Do this: Present the following entries again, word for word and in full.

*** Records shown

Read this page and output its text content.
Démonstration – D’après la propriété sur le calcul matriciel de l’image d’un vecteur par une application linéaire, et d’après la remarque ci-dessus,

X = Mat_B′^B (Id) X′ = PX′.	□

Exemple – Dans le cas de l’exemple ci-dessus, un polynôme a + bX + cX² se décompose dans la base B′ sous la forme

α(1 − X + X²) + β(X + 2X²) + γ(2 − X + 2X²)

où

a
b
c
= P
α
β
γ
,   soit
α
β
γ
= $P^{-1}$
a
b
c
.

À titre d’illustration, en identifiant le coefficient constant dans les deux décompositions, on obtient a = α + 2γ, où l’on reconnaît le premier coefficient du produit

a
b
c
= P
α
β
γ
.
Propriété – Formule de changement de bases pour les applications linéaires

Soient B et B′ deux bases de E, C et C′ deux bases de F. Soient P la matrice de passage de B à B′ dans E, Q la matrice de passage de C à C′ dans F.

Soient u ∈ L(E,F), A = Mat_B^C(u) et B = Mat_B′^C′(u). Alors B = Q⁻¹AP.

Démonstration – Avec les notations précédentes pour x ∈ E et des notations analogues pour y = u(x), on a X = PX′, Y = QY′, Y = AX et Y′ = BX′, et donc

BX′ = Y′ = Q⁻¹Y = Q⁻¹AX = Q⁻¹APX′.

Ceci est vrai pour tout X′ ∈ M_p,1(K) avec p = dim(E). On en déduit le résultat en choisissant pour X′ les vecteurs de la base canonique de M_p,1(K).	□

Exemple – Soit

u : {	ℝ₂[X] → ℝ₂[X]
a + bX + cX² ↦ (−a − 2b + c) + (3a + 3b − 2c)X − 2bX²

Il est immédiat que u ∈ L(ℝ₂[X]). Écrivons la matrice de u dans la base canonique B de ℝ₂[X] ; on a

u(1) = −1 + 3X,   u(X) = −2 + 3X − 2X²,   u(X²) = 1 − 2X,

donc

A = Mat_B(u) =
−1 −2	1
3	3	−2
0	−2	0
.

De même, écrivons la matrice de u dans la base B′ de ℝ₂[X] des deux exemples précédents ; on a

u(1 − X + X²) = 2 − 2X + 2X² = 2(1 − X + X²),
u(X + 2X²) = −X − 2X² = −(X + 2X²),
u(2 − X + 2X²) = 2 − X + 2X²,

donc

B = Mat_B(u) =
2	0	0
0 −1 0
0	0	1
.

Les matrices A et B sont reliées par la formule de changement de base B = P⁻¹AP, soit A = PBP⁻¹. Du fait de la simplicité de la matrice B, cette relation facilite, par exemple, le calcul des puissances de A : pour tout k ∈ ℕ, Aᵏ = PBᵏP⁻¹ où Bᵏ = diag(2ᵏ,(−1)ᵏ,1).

******

Solution for this problem:
Read this page and output its text content.
Démonstration – D’après la propriété sur le calcul matriciel de l’image d’un vecteur par une application linéaire, et d’après la remarque ci-dessus,

X = Mat_B′^B (Id) X′ = PX′.	□

Exemple – Dans le cas de l’exemple ci-dessus, un polynôme a + bX + cX² se décompose dans la base B′ sous la forme

α(1 − X + X²) + β(X + 2X²) + γ(2 − X + 2X²)

où

a
b
c
= P
α
β
γ
,   soit
α
β
γ
= $P^{-1}$
a
b
c
.

À titre d’illustration, en identifiant le coefficient constant dans les deux décompositions, on obtient a = α + 2γ, où l’on reconnaît le premier coefficient du produit

a
b
c
= P
α
β
γ
.
Propriété – Formule de changement de bases pour les applications linéaires

Soient B et B′ deux bases de E, C et C′ deux bases de F. Soient P la matrice de passage de B à B′ dans E, Q la matrice de passage de C à C′ dans F.

Soient u ∈ L(E,F), A = Mat_B^C(u) et B = Mat_B′^C′(u). Alors B = Q⁻¹AP.

Démonstration – Avec les notations précédentes pour x ∈ E et des notations analogues pour y = u(x), on a X = PX′, Y = QY′, Y = AX et Y′ = BX′, et donc

BX′ = Y′ = Q⁻¹Y = Q⁻¹AX = Q⁻¹APX′.

Ceci est vrai pour tout X′ ∈ M_p,1(K) avec p = dim(E). On en déduit le résultat en choisissant pour X′ les vecteurs de la base canonique de M_p,1(K).	□

Exemple – Soit

u : {	ℝ₂[X] → ℝ₂[X]
a + bX + cX² ↦ (−a − 2b + c) + (3a + 3b − 2c)X − 2bX²

Il est immédiat que u ∈ L(ℝ₂[X]). Écrivons la matrice de u dans la base canonique B de ℝ₂[X] ; on a

u(1) = −1 + 3X,   u(X) = −2 + 3X − 2X²,   u(X²) = 1 − 2X,

donc

A = Mat_B(u) =
−1 −2	1
3	3	−2
0	−2	0
.

De même, écrivons la matrice de u dans la base B′ de ℝ₂[X] des deux exemples précédents ; on a

u(1 − X + X²) = 2 − 2X + 2X² = 2(1 − X + X²),
u(X + 2X²) = −X − 2X² = −(X + 2X²),
u(2 − X + 2X²) = 2 − X + 2X²,

donc

B = Mat_B(u) =
2	0	0
0 −1 0
0	0	1
.

Les matrices A et B sont reliées par la formule de changement de base B = P⁻¹AP, soit A = PBP⁻¹. Du fait de la simplicité de la matrice B, cette relation facilite, par exemple, le calcul des puissances de A : pour tout k ∈ ℕ, Aᵏ = PBᵏP⁻¹ où Bᵏ = diag(2ᵏ,(−1)ᵏ,1).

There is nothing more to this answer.